>> Start Listed entries

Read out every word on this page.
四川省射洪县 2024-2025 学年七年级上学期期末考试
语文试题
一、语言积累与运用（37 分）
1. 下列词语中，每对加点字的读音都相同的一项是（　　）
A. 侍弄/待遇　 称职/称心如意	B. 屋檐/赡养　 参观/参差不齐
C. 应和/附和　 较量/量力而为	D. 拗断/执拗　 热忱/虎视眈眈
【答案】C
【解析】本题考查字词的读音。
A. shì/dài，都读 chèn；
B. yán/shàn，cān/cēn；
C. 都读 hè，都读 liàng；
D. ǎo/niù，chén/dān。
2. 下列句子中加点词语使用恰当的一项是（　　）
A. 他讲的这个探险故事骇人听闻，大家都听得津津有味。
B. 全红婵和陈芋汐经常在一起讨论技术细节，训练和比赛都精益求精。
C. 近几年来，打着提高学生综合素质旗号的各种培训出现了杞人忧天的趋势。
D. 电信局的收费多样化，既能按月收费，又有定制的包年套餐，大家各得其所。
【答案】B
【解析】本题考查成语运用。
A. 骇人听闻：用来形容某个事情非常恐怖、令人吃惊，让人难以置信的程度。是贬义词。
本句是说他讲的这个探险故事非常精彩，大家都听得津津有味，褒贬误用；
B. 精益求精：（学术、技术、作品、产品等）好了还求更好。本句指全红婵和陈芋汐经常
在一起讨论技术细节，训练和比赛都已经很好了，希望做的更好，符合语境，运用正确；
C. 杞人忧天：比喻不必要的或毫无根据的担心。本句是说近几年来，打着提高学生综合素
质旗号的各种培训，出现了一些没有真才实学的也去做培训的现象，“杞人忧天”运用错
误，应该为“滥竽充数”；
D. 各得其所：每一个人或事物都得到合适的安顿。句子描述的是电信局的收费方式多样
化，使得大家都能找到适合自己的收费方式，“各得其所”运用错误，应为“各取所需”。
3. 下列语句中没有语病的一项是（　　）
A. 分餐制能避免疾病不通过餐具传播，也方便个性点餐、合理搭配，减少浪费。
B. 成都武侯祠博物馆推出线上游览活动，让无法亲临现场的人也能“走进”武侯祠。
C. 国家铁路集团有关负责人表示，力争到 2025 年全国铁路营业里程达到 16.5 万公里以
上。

>> End Listed entries

### What is required
Your task is to retype all of the records exactly.

### Finished answer
Read out every word on this page.
四川省射洪县 2024-2025 学年七年级上学期期末考试
语文试题
一、语言积累与运用（37 分）
1. 下列词语中，每对加点字的读音都相同的一项是（　　）
A. 侍弄/待遇　 称职/称心如意	B. 屋檐/赡养　 参观/参差不齐
C. 应和/附和　 较量/量力而为	D. 拗断/执拗　 热忱/虎视眈眈
【答案】C
【解析】本题考查字词的读音。
A. shì/dài，都读 chèn；
B. yán/shàn，cān/cēn；
C. 都读 hè，都读 liàng；
D. ǎo/niù，chén/dān。
2. 下列句子中加点词语使用恰当的一项是（　　）
A. 他讲的这个探险故事骇人听闻，大家都听得津津有味。
B. 全红婵和陈芋汐经常在一起讨论技术细节，训练和比赛都精益求精。
C. 近几年来，打着提高学生综合素质旗号的各种培训出现了杞人忧天的趋势。
D. 电信局的收费多样化，既能按月收费，又有定制的包年套餐，大家各得其所。
【答案】B
【解析】本题考查成语运用。
A. 骇人听闻：用来形容某个事情非常恐怖、令人吃惊，让人难以置信的程度。是贬义词。
本句是说他讲的这个探险故事非常精彩，大家都听得津津有味，褒贬误用；
B. 精益求精：（学术、技术、作品、产品等）好了还求更好。本句指全红婵和陈芋汐经常
在一起讨论技术细节，训练和比赛都已经很好了，希望做的更好，符合语境，运用正确；
C. 杞人忧天：比喻不必要的或毫无根据的担心。本句是说近几年来，打着提高学生综合素
质旗号的各种培训，出现了一些没有真才实学的也去做培训的现象，“杞人忧天”运用错
误，应该为“滥竽充数”；
D. 各得其所：每一个人或事物都得到合适的安顿。句子描述的是电信局的收费方式多样
化，使得大家都能找到适合自己的收费方式，“各得其所”运用错误，应为“各取所需”。
3. 下列语句中没有语病的一项是（　　）
A. 分餐制能避免疾病不通过餐具传播，也方便个性点餐、合理搭配，减少浪费。
B. 成都武侯祠博物馆推出线上游览活动，让无法亲临现场的人也能“走进”武侯祠。
C. 国家铁路集团有关负责人表示，力争到 2025 年全国铁路营业里程达到 16.5 万公里以
上。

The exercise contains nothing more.